• _Material for the task_
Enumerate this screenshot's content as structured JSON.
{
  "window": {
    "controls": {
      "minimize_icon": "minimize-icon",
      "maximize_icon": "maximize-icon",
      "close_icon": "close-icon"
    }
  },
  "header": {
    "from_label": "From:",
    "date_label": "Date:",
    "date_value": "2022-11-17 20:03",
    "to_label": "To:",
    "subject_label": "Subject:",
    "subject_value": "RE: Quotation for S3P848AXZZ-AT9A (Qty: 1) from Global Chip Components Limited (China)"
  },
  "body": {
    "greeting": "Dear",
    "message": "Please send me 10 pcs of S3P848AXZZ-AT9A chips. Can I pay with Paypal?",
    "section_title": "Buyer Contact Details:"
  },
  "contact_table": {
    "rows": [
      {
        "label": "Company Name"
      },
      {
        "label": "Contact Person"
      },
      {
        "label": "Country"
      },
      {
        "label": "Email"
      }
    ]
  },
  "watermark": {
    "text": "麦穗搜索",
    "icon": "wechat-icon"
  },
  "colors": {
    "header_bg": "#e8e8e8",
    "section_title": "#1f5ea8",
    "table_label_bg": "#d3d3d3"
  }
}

• _Problem to solve_
The lines above should be duplicated exactly.

• _Full solution_
Enumerate this screenshot's content as structured JSON.
{
  "window": {
    "controls": {
      "minimize_icon": "minimize-icon",
      "maximize_icon": "maximize-icon",
      "close_icon": "close-icon"
    }
  },
  "header": {
    "from_label": "From:",
    "date_label": "Date:",
    "date_value": "2022-11-17 20:03",
    "to_label": "To:",
    "subject_label": "Subject:",
    "subject_value": "RE: Quotation for S3P848AXZZ-AT9A (Qty: 1) from Global Chip Components Limited (China)"
  },
  "body": {
    "greeting": "Dear",
    "message": "Please send me 10 pcs of S3P848AXZZ-AT9A chips. Can I pay with Paypal?",
    "section_title": "Buyer Contact Details:"
  },
  "contact_table": {
    "rows": [
      {
        "label": "Company Name"
      },
      {
        "label": "Contact Person"
      },
      {
        "label": "Country"
      },
      {
        "label": "Email"
      }
    ]
  },
  "watermark": {
    "text": "麦穗搜索",
    "icon": "wechat-icon"
  },
  "colors": {
    "header_bg": "#e8e8e8",
    "section_title": "#1f5ea8",
    "table_label_bg": "#d3d3d3"
  }
}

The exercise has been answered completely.